[Stored data entries]
────

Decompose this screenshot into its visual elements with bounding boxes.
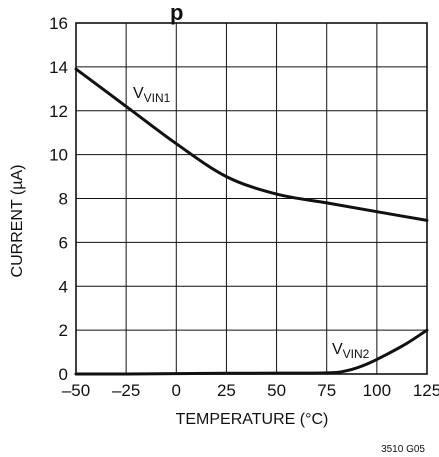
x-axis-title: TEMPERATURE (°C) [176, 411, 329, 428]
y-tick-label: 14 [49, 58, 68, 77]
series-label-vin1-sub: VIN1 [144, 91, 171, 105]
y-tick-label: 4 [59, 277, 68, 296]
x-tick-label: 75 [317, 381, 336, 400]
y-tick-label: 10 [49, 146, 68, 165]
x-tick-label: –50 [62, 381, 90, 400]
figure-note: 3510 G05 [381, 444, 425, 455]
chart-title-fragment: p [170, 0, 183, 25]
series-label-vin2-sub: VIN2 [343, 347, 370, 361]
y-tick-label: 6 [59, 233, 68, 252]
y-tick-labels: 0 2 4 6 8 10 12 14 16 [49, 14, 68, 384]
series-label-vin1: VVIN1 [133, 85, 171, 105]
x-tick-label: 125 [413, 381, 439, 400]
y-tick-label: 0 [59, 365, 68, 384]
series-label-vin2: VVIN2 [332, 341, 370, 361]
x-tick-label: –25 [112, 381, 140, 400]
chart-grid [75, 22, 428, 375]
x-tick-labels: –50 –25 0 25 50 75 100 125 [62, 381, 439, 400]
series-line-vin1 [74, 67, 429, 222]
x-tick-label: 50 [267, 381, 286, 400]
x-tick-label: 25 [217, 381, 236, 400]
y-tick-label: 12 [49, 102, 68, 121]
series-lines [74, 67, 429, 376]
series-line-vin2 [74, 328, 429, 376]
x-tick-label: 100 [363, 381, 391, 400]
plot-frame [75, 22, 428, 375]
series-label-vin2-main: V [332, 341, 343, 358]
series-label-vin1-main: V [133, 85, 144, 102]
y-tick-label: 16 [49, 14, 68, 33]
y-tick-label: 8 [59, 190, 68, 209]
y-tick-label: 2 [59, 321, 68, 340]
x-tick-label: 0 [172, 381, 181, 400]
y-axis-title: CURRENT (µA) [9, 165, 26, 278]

────

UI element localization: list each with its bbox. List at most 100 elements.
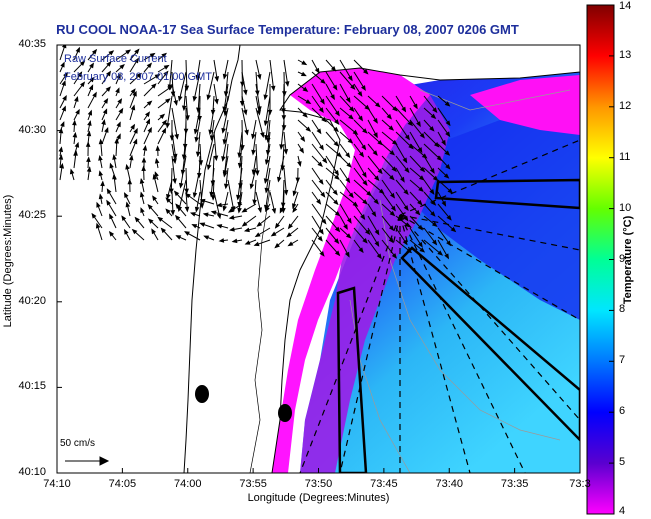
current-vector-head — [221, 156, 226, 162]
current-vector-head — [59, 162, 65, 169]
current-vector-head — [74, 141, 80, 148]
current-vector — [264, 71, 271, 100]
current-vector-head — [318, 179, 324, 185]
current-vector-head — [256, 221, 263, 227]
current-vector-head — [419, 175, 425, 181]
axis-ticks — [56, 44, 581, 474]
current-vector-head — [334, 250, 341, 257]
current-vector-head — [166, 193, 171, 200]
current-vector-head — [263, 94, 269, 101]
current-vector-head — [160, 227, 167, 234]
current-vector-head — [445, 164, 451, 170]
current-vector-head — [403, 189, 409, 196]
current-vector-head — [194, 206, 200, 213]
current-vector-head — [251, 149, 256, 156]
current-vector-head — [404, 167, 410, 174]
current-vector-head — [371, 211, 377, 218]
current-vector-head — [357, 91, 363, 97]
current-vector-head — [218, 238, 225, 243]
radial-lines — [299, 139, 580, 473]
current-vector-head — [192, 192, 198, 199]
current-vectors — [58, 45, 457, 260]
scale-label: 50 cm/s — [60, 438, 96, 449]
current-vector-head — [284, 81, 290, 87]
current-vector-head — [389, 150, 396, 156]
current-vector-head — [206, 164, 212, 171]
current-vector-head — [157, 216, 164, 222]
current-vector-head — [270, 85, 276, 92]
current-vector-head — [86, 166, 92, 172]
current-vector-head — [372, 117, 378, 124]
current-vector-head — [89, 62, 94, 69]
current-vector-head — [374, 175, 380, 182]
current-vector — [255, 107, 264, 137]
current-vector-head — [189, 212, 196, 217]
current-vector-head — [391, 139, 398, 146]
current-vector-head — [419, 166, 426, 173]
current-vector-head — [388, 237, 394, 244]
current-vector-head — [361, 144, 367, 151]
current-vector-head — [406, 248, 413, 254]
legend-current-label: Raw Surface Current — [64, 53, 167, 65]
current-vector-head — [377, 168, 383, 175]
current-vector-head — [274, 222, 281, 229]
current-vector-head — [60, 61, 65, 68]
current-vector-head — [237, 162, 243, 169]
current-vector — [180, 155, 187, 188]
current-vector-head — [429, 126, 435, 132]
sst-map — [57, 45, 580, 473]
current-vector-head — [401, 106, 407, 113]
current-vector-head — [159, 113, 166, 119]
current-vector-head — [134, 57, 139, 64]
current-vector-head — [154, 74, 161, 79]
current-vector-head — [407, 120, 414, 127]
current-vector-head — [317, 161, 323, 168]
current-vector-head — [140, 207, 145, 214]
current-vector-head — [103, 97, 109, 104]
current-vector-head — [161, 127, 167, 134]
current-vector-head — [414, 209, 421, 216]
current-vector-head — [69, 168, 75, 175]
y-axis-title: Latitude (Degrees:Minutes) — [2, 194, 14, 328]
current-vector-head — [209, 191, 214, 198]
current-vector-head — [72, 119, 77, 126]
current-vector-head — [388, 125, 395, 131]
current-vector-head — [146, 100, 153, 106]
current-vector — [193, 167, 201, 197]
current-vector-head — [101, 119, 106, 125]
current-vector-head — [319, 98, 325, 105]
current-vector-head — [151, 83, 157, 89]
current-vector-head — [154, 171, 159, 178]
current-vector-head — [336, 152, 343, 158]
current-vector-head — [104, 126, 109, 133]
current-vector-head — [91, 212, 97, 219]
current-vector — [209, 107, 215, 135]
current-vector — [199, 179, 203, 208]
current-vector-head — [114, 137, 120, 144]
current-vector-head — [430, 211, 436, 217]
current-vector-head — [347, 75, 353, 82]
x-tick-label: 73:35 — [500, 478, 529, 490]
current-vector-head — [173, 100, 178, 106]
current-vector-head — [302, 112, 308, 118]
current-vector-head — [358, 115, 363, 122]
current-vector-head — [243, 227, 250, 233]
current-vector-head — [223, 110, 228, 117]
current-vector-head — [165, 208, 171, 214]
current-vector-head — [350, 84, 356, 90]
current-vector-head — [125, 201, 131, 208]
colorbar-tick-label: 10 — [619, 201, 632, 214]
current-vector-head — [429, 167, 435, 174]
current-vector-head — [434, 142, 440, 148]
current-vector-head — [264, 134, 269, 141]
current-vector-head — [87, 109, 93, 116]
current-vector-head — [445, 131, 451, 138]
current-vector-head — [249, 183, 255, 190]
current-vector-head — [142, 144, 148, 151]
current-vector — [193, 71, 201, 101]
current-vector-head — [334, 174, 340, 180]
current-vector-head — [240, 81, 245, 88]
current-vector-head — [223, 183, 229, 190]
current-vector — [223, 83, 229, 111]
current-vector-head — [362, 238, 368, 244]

────

Copy out the lines from the one with "x-axis-title: TEMPERATURE (°C)" through the one with "x-tick-label: –50 [62, 381, 90, 400]", both included, keeping each line as it stands.

## Written reply
x-axis-title: TEMPERATURE (°C) [176, 411, 329, 428]
y-tick-label: 14 [49, 58, 68, 77]
series-label-vin1-sub: VIN1 [144, 91, 171, 105]
y-tick-label: 4 [59, 277, 68, 296]
x-tick-label: 75 [317, 381, 336, 400]
y-tick-label: 10 [49, 146, 68, 165]
x-tick-label: –50 [62, 381, 90, 400]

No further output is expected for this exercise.